**SET TASK:**
Every line below that holds the string "home" should be copied out.
□ □ □ □
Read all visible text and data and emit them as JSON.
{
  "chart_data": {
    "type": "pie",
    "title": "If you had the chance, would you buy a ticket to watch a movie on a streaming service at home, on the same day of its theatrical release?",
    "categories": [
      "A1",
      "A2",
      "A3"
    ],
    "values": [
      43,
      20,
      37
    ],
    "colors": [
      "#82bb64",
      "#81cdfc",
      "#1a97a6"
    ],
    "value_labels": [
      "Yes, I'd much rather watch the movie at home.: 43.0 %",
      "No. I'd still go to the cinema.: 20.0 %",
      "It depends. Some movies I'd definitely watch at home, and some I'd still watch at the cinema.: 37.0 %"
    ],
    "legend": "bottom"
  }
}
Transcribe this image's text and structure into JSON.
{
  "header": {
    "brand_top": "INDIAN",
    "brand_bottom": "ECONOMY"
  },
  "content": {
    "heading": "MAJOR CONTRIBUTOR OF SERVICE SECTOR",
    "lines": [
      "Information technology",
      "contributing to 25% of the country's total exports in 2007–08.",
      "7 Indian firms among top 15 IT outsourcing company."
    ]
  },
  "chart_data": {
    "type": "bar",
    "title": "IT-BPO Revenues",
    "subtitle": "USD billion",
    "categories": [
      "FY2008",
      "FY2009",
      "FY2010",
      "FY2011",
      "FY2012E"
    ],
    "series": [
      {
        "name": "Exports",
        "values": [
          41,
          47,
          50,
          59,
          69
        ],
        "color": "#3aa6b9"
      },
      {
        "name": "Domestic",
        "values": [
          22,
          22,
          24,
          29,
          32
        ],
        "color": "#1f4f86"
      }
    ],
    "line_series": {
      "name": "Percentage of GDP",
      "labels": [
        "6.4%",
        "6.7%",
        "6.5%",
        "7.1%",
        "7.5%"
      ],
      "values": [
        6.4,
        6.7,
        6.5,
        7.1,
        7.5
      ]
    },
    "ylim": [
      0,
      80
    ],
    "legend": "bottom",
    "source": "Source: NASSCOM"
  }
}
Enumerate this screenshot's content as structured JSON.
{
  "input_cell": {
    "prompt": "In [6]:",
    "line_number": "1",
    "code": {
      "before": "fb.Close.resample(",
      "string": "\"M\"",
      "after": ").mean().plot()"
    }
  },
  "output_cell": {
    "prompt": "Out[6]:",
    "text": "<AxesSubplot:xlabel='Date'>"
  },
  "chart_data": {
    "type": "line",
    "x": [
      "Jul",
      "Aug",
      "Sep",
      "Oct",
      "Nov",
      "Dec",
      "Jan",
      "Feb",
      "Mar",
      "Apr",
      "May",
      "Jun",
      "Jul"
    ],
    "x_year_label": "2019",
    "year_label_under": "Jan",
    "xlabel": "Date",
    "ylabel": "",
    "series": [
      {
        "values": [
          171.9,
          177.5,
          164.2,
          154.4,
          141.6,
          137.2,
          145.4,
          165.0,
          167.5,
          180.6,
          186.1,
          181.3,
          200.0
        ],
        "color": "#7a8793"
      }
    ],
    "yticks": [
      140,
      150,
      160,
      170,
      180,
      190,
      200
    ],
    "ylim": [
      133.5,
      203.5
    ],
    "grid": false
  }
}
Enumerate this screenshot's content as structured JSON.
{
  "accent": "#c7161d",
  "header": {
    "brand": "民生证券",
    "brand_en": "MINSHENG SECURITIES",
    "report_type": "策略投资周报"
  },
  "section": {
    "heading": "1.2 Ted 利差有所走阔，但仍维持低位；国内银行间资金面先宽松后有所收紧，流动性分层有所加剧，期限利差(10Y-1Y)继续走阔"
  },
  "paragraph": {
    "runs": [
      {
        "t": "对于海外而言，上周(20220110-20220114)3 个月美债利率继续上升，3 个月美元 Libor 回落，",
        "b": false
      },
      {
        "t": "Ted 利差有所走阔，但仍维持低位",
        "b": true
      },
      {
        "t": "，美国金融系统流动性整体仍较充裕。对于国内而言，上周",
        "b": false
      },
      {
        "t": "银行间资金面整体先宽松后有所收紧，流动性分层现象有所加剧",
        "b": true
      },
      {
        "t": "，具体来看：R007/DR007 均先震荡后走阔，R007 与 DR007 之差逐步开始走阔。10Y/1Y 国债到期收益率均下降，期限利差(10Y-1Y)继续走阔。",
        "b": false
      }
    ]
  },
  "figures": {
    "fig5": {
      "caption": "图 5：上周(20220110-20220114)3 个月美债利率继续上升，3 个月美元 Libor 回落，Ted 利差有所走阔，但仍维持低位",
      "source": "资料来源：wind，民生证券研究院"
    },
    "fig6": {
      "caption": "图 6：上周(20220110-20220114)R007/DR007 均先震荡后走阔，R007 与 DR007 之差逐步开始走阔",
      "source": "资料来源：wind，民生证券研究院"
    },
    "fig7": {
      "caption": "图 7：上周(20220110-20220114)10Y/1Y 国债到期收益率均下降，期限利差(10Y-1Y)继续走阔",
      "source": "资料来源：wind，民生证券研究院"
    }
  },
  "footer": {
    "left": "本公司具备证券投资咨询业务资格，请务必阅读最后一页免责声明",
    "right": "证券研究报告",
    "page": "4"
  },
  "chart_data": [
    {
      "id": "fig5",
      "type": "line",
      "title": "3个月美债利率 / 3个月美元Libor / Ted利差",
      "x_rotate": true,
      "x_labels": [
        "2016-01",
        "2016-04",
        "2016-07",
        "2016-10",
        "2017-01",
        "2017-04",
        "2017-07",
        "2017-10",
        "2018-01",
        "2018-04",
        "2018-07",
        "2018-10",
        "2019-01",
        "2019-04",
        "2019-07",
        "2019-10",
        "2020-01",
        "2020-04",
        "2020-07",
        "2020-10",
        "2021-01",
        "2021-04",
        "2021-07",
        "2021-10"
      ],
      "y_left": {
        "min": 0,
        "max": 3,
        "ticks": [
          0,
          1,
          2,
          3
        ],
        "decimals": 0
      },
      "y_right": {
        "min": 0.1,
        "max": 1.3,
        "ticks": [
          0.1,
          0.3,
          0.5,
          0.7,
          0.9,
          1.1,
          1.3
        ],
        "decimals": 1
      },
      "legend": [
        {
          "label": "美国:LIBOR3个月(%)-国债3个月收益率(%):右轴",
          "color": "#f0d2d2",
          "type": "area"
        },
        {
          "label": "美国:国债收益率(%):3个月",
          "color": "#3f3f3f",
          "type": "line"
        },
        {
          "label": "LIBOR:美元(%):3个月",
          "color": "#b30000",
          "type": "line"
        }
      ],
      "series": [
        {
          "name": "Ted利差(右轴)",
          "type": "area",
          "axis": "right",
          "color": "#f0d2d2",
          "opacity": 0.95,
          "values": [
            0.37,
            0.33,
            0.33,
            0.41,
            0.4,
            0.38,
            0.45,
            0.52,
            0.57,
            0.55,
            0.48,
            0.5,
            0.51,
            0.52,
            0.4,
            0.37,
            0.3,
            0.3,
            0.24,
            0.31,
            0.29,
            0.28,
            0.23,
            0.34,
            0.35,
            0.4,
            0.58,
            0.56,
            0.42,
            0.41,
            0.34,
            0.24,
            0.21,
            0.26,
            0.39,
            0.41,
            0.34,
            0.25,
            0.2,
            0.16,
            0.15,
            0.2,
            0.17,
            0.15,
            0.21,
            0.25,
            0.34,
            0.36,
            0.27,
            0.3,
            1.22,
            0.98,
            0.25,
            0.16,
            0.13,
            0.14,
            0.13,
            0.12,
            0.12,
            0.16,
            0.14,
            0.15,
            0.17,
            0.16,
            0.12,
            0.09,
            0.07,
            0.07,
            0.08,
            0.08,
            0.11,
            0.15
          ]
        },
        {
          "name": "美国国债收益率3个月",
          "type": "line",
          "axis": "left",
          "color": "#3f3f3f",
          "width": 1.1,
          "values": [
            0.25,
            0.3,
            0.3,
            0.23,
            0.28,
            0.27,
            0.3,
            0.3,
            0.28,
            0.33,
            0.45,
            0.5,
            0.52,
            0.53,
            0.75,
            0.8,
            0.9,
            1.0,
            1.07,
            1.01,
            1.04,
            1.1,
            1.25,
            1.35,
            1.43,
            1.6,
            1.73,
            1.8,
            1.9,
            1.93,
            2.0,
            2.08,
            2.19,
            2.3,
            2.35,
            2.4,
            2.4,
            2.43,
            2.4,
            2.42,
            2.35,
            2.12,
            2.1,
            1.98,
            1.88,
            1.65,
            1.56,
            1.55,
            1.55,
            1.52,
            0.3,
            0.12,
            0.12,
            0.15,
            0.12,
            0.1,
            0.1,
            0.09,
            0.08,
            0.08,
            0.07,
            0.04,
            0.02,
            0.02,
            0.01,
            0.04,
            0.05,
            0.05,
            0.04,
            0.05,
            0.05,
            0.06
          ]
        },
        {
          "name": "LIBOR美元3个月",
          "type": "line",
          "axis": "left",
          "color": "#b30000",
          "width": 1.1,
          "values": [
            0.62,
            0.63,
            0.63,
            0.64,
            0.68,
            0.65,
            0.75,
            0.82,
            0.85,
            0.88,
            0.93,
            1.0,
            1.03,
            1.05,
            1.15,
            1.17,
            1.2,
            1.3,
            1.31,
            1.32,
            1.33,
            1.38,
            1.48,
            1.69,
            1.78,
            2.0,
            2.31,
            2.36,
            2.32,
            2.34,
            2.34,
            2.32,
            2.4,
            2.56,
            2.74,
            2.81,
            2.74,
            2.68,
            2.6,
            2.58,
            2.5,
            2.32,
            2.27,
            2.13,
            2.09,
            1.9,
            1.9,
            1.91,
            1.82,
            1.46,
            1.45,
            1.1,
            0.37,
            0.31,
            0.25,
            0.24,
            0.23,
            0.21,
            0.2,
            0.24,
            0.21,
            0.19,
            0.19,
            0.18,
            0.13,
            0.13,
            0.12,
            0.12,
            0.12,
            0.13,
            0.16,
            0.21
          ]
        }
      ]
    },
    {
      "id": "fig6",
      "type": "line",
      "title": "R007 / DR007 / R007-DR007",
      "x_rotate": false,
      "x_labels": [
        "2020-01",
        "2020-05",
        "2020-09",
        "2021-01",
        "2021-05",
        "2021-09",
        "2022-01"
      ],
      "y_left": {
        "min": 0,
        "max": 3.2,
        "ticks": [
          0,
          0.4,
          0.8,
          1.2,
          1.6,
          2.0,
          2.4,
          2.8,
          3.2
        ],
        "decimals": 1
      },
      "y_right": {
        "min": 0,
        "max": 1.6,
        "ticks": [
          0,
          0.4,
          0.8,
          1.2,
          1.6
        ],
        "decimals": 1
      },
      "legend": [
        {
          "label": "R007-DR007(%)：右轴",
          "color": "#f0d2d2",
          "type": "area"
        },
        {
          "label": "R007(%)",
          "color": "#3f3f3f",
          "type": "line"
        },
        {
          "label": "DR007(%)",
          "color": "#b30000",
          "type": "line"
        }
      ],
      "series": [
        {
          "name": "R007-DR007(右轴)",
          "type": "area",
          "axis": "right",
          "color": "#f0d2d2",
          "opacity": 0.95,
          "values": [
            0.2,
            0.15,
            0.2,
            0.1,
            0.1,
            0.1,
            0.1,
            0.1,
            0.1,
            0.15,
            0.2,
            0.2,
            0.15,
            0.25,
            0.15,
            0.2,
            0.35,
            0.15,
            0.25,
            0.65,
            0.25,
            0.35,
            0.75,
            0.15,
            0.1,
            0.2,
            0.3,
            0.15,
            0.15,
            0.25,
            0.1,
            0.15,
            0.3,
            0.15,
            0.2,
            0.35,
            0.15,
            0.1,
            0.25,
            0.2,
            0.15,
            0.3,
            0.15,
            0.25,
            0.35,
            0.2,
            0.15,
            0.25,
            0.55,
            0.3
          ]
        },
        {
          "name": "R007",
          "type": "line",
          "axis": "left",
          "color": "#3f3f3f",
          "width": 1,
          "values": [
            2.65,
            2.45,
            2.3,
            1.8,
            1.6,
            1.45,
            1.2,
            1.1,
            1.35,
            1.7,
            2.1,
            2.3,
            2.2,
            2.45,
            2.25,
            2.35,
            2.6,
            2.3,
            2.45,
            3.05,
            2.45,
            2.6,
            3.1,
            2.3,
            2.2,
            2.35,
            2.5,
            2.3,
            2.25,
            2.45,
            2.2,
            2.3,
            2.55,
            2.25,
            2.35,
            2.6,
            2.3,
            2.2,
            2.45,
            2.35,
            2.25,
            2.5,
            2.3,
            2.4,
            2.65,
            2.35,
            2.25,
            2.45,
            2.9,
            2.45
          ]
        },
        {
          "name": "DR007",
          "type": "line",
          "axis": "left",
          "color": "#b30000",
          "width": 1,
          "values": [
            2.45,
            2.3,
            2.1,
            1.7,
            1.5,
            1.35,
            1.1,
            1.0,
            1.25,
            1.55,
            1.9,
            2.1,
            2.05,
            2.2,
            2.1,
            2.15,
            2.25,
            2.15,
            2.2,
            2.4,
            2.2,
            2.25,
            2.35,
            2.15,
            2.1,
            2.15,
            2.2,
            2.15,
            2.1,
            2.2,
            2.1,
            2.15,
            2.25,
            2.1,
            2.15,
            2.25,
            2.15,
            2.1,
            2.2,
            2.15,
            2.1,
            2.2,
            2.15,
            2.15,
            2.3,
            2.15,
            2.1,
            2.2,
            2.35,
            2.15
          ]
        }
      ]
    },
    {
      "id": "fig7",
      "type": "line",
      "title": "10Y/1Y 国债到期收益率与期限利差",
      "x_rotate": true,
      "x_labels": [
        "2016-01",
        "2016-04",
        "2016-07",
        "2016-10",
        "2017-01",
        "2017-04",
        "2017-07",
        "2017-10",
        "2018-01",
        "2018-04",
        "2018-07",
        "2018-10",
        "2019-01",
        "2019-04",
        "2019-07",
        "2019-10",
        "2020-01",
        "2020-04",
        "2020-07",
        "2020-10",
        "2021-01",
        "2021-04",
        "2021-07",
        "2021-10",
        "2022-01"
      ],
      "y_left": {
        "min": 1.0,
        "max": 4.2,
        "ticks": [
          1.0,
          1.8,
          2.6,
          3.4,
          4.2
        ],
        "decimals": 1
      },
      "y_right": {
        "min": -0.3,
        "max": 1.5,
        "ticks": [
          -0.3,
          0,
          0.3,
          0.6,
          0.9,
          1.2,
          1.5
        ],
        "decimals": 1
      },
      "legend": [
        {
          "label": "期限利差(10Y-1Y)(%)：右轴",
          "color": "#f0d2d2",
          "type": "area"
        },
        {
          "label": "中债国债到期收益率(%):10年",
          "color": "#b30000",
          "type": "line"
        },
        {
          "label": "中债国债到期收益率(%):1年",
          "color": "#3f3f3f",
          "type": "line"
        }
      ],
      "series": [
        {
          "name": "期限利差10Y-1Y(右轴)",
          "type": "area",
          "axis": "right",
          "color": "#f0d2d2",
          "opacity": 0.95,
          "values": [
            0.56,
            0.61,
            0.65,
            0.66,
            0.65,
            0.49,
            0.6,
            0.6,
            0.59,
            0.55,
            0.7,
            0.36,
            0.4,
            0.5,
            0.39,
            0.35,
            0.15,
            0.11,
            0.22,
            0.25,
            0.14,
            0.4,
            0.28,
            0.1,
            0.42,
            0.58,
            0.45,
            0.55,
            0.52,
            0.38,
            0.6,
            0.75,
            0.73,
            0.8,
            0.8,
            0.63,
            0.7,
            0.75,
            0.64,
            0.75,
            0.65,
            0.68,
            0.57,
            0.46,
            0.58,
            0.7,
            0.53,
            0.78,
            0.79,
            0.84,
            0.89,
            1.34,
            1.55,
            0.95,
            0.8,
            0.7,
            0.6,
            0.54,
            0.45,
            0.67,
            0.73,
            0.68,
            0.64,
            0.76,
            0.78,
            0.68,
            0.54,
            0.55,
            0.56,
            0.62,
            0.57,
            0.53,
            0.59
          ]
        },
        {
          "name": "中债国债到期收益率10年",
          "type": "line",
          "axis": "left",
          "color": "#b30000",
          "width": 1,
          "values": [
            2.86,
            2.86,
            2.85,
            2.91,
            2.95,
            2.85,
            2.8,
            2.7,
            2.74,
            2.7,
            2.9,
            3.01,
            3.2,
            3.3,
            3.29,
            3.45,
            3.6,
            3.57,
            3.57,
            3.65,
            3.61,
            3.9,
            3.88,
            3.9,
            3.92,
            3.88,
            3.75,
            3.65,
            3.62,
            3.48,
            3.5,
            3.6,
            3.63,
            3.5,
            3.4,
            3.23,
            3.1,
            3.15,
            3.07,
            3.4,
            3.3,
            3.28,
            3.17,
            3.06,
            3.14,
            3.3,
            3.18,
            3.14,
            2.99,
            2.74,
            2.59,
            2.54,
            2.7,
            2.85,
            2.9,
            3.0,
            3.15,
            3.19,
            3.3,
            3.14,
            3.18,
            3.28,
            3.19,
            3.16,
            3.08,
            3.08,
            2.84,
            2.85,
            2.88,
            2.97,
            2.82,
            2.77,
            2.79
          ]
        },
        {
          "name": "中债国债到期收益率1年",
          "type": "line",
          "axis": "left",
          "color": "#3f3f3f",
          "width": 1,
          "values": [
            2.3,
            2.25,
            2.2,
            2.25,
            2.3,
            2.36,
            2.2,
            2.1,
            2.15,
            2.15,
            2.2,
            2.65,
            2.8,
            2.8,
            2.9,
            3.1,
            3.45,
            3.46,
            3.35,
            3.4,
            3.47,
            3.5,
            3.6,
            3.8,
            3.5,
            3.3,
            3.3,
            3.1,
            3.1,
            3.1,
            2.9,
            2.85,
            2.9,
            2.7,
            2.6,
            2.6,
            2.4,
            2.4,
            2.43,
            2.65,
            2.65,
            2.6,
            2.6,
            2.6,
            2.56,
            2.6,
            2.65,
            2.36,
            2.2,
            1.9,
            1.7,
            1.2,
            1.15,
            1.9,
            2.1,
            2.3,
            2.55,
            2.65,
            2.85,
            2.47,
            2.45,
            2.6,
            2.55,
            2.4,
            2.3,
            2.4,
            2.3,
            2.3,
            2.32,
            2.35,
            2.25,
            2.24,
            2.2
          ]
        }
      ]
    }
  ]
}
□ □ □ □
**SOLUTION:**
    "title": "If you had the chance, would you buy a ticket to watch a movie on a streaming service at home, on the same day of its theatrical release?",
      "Yes, I'd much rather watch the movie at home.: 43.0 %",
      "It depends. Some movies I'd definitely watch at home, and some I'd still watch at the cinema.: 37.0 %"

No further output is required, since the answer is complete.